(Stored dataset items)
"""
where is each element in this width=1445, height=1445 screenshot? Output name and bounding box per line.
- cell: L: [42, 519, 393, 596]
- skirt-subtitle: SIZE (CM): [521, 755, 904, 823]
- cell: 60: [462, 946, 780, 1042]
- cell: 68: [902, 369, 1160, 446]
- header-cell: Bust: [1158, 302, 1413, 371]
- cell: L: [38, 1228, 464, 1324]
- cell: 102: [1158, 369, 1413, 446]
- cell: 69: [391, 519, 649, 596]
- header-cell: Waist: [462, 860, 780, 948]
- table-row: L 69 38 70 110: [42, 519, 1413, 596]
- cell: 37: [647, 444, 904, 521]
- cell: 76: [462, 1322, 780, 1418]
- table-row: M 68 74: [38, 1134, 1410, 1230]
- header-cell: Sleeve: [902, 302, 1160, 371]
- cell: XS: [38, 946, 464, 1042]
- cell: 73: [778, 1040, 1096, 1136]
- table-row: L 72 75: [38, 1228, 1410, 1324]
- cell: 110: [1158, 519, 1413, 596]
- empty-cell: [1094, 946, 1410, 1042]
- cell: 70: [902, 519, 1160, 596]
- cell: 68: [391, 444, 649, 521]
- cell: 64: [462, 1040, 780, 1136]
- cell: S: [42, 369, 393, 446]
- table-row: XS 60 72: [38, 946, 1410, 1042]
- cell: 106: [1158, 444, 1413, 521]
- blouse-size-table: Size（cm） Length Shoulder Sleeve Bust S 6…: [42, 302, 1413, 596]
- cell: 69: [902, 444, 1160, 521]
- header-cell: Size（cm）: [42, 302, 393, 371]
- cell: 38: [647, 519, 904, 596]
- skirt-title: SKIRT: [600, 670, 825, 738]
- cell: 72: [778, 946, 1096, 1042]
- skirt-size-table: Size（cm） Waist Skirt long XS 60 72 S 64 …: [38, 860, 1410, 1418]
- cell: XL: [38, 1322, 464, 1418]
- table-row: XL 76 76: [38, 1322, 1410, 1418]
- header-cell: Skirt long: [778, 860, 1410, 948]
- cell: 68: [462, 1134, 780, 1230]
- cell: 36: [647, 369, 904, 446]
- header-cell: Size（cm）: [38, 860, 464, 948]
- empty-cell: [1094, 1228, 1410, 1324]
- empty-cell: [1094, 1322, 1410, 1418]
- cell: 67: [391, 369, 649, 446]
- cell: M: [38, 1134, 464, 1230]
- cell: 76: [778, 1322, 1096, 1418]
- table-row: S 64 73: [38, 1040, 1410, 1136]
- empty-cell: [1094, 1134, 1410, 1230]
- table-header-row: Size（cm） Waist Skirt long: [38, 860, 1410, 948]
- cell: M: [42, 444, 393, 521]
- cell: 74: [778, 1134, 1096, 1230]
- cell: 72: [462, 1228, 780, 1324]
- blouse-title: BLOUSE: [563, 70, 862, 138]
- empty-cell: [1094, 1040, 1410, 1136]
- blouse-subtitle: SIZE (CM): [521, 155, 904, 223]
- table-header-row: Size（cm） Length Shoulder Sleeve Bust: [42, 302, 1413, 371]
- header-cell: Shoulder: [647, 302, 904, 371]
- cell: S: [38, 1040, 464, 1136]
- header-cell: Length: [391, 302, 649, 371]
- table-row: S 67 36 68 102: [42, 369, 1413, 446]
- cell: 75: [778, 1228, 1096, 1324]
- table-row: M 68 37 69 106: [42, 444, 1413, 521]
"""
*Instructions to follow*. Turn the stretch from the start of the records through the line containing "- cell: 72: [462, 1228, 780, 1324]" into a JSON list of strings, one string per line, with blank lines left out. Include only those lines.

*Full output*.
[
  "where is each element in this width=1445, height=1445 screenshot? Output name and bounding box per line.",
  "- cell: L: [42, 519, 393, 596]",
  "- skirt-subtitle: SIZE (CM): [521, 755, 904, 823]",
  "- cell: 60: [462, 946, 780, 1042]",
  "- cell: 68: [902, 369, 1160, 446]",
  "- header-cell: Bust: [1158, 302, 1413, 371]",
  "- cell: L: [38, 1228, 464, 1324]",
  "- cell: 102: [1158, 369, 1413, 446]",
  "- cell: 69: [391, 519, 649, 596]",
  "- header-cell: Waist: [462, 860, 780, 948]",
  "- table-row: L 69 38 70 110: [42, 519, 1413, 596]",
  "- cell: 37: [647, 444, 904, 521]",
  "- cell: 76: [462, 1322, 780, 1418]",
  "- table-row: M 68 74: [38, 1134, 1410, 1230]",
  "- header-cell: Sleeve: [902, 302, 1160, 371]",
  "- cell: XS: [38, 946, 464, 1042]",
  "- cell: 73: [778, 1040, 1096, 1136]",
  "- table-row: L 72 75: [38, 1228, 1410, 1324]",
  "- cell: 110: [1158, 519, 1413, 596]",
  "- empty-cell: [1094, 946, 1410, 1042]",
  "- cell: 70: [902, 519, 1160, 596]",
  "- cell: 68: [391, 444, 649, 521]",
  "- cell: 64: [462, 1040, 780, 1136]",
  "- cell: S: [42, 369, 393, 446]",
  "- table-row: XS 60 72: [38, 946, 1410, 1042]",
  "- cell: 106: [1158, 444, 1413, 521]",
  "- blouse-size-table: Size（cm） Length Shoulder Sleeve Bust S 6…: [42, 302, 1413, 596]",
  "- cell: 69: [902, 444, 1160, 521]",
  "- header-cell: Size（cm）: [42, 302, 393, 371]",
  "- cell: 38: [647, 519, 904, 596]",
  "- skirt-title: SKIRT: [600, 670, 825, 738]",
  "- cell: 72: [778, 946, 1096, 1042]",
  "- skirt-size-table: Size（cm） Waist Skirt long XS 60 72 S 64 …: [38, 860, 1410, 1418]",
  "- cell: XL: [38, 1322, 464, 1418]",
  "- table-row: XL 76 76: [38, 1322, 1410, 1418]",
  "- header-cell: Skirt long: [778, 860, 1410, 948]",
  "- cell: 68: [462, 1134, 780, 1230]",
  "- cell: 36: [647, 369, 904, 446]",
  "- header-cell: Size（cm）: [38, 860, 464, 948]",
  "- empty-cell: [1094, 1228, 1410, 1324]",
  "- empty-cell: [1094, 1322, 1410, 1418]",
  "- cell: 67: [391, 369, 649, 446]",
  "- cell: M: [38, 1134, 464, 1230]",
  "- cell: 76: [778, 1322, 1096, 1418]",
  "- table-row: S 64 73: [38, 1040, 1410, 1136]",
  "- empty-cell: [1094, 1134, 1410, 1230]",
  "- table-header-row: Size（cm） Waist Skirt long: [38, 860, 1410, 948]",
  "- cell: M: [42, 444, 393, 521]",
  "- cell: 74: [778, 1134, 1096, 1230]",
  "- cell: 72: [462, 1228, 780, 1324]"
]